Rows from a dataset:
— start —

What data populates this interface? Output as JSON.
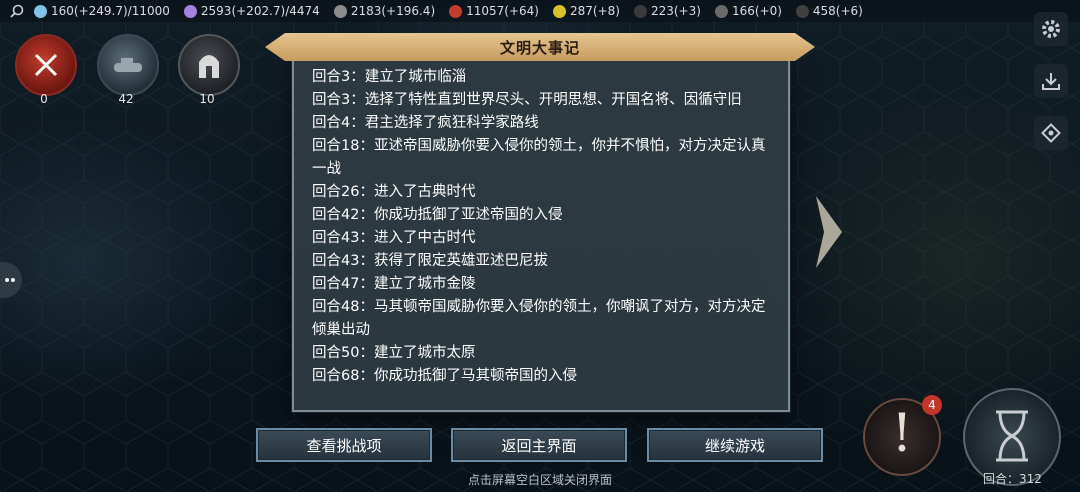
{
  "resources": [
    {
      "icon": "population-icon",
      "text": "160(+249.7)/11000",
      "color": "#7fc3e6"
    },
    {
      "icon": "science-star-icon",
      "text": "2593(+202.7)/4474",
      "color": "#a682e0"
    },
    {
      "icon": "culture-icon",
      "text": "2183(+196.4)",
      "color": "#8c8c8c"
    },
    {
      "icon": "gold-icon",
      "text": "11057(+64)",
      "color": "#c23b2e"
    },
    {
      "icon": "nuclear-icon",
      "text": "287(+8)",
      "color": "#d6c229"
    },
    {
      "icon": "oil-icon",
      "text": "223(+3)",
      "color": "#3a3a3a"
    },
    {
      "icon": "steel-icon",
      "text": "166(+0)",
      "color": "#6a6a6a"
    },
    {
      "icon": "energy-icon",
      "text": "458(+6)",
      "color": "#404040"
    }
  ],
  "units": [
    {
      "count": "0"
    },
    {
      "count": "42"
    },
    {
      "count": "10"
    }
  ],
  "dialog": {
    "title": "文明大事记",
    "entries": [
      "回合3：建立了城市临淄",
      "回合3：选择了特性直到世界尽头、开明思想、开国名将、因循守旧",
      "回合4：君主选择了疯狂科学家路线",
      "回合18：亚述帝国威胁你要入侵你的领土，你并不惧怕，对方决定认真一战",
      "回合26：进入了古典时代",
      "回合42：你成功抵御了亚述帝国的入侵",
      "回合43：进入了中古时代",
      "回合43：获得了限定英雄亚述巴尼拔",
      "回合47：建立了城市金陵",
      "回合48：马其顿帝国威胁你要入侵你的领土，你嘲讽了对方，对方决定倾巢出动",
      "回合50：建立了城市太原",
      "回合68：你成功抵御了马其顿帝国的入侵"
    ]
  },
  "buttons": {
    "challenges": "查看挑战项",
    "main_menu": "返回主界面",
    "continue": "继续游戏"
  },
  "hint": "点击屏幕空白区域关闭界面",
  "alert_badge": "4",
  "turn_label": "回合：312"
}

— end —
— start —

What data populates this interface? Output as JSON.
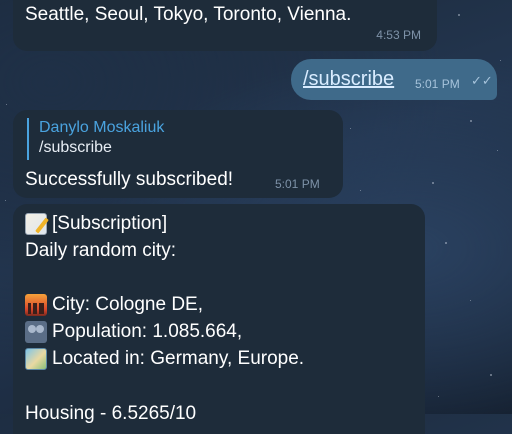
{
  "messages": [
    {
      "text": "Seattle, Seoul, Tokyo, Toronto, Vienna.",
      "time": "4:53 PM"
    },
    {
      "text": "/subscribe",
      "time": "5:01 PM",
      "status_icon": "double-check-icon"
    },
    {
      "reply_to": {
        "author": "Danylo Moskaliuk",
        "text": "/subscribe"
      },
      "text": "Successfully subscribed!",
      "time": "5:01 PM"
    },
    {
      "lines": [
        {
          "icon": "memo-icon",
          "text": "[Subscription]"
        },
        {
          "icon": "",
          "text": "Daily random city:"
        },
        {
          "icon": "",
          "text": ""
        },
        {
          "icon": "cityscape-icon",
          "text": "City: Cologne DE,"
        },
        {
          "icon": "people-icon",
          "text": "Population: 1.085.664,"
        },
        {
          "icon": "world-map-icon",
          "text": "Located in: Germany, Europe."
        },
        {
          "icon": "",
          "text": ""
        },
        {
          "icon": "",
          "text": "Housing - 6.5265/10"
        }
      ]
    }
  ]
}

— end —

Your objective: Count every line in the data that contains the word "color", then give that count and nothing else.

Result: 8